[The problem] Return the lines from the one containing "I need the location" through the one containing "bar [244, 366, 275, 452]", inclusive, as a JSON list of strings with one string per line, skipping blank lines.

[Data for this task]
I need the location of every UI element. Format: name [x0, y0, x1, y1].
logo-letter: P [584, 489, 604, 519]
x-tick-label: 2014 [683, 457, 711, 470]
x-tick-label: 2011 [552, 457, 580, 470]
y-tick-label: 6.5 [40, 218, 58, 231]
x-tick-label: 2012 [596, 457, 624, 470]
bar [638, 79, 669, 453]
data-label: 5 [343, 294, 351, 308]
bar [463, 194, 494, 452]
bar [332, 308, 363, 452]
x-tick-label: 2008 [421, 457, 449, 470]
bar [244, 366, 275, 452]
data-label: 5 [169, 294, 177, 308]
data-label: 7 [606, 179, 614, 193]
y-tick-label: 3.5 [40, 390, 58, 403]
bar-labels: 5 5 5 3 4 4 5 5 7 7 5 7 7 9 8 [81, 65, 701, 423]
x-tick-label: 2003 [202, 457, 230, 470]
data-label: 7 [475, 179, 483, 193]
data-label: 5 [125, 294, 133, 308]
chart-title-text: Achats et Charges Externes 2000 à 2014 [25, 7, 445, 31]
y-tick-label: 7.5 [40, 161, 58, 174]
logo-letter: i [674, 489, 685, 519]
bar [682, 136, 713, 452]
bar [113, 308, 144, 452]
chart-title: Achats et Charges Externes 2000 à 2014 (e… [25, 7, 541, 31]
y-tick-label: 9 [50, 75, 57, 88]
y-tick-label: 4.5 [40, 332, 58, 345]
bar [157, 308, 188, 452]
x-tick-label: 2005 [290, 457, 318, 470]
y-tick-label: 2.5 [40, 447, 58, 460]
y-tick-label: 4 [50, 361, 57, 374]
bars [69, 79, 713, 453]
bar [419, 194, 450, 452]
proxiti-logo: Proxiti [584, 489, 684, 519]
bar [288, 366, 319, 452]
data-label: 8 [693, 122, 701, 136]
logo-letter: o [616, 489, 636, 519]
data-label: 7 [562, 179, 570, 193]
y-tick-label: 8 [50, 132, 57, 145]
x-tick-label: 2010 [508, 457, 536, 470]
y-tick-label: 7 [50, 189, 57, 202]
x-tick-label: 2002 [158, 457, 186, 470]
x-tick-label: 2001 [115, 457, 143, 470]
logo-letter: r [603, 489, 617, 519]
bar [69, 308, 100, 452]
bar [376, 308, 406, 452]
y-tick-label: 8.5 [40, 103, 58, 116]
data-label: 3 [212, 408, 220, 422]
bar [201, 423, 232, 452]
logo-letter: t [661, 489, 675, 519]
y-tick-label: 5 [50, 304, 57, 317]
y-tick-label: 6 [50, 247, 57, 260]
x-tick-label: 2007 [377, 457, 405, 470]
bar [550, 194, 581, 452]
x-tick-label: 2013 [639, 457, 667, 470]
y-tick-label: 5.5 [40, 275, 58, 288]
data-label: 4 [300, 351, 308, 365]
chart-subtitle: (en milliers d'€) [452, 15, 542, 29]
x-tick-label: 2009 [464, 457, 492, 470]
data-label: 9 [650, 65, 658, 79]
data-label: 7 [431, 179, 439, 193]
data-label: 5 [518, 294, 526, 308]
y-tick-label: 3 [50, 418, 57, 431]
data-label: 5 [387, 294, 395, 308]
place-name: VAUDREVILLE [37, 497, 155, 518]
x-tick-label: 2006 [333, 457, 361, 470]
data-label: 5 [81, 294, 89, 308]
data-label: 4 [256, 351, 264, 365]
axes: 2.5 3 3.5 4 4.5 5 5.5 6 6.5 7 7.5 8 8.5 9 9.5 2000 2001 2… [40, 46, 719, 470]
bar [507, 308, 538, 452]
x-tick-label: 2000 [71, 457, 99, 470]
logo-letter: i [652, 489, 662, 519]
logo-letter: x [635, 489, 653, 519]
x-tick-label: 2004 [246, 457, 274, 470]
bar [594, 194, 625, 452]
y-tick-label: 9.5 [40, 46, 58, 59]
--
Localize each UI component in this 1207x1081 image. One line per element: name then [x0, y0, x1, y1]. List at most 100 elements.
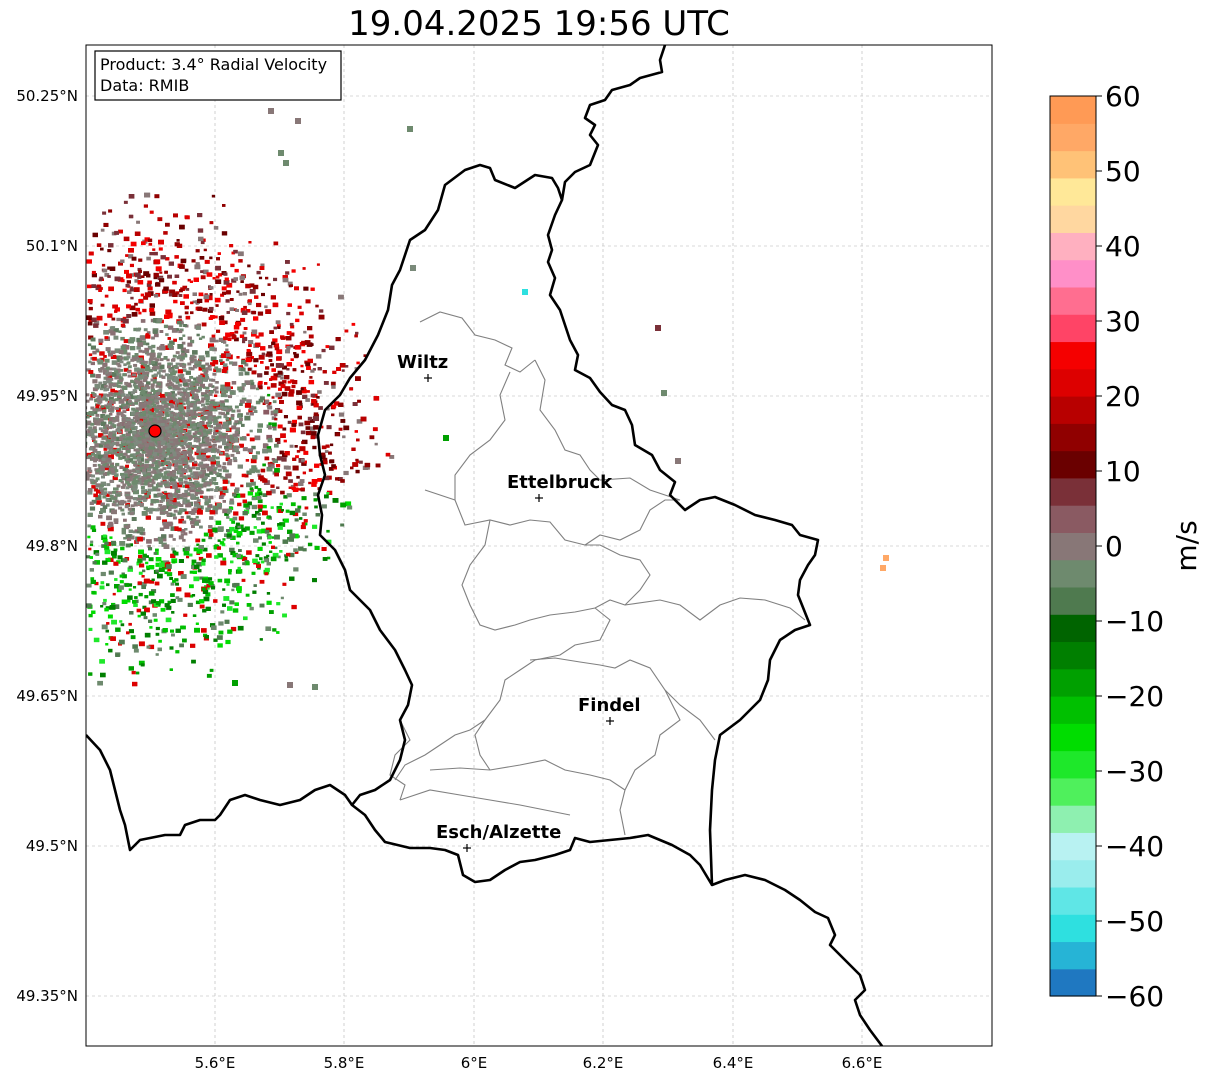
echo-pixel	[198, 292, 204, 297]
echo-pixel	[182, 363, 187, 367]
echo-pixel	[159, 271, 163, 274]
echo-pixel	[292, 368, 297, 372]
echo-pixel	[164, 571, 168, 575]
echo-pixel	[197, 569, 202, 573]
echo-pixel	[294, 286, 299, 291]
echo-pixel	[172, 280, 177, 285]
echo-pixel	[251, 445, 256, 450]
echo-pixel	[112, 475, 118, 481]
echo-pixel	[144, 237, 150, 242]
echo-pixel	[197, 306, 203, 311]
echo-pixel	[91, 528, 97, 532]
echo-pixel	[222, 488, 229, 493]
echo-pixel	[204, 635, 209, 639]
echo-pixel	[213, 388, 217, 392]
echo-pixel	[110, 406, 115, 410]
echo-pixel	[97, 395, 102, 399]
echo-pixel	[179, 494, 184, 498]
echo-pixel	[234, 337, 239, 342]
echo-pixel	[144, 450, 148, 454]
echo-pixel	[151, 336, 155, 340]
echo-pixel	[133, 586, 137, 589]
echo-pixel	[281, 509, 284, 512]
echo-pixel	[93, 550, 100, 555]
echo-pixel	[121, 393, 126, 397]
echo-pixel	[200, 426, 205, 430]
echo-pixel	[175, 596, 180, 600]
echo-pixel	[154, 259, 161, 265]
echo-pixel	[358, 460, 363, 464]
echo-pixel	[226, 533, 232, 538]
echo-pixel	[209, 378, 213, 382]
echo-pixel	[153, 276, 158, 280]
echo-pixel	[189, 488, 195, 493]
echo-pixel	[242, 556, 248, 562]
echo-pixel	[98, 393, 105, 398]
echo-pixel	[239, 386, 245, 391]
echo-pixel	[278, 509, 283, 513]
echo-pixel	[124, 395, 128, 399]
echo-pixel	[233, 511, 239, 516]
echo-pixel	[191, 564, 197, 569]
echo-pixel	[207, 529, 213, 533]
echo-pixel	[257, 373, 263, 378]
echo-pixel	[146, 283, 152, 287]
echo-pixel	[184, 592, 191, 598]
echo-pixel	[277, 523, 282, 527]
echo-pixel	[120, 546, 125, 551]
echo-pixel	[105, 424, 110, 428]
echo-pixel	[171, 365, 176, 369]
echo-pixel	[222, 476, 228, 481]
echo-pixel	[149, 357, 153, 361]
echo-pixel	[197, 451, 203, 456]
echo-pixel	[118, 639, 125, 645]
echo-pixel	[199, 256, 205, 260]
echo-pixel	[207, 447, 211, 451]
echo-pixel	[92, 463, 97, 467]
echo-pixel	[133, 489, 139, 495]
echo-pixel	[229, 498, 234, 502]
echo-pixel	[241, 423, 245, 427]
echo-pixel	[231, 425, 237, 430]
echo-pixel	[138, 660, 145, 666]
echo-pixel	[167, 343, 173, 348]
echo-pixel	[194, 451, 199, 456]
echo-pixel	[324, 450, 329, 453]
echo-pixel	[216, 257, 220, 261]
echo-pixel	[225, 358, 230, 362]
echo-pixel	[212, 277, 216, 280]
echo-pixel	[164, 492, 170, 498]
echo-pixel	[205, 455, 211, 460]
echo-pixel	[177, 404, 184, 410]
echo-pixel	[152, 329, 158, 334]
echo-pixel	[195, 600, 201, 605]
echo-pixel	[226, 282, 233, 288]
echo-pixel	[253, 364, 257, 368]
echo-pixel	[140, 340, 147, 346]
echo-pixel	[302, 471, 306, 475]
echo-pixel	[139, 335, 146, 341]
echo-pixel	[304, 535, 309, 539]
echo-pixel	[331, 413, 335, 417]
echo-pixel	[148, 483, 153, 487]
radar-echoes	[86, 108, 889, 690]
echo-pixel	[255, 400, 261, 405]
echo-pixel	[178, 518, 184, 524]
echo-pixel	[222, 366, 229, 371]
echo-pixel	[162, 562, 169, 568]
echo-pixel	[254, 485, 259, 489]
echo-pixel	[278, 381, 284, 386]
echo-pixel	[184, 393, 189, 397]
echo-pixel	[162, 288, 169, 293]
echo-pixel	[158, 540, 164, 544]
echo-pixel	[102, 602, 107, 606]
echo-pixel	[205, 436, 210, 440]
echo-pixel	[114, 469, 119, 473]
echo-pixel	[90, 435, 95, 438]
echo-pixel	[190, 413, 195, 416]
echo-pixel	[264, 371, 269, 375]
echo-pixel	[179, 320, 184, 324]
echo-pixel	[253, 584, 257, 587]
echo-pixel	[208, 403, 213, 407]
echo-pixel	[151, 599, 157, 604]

[Task result]
[
  "I need the location of every UI element. Format: name [x0, y0, x1, y1].",
  "logo-letter: P [584, 489, 604, 519]",
  "x-tick-label: 2014 [683, 457, 711, 470]",
  "x-tick-label: 2011 [552, 457, 580, 470]",
  "y-tick-label: 6.5 [40, 218, 58, 231]",
  "x-tick-label: 2012 [596, 457, 624, 470]",
  "bar [638, 79, 669, 453]",
  "data-label: 5 [343, 294, 351, 308]",
  "bar [463, 194, 494, 452]",
  "bar [332, 308, 363, 452]",
  "x-tick-label: 2008 [421, 457, 449, 470]",
  "bar [244, 366, 275, 452]"
]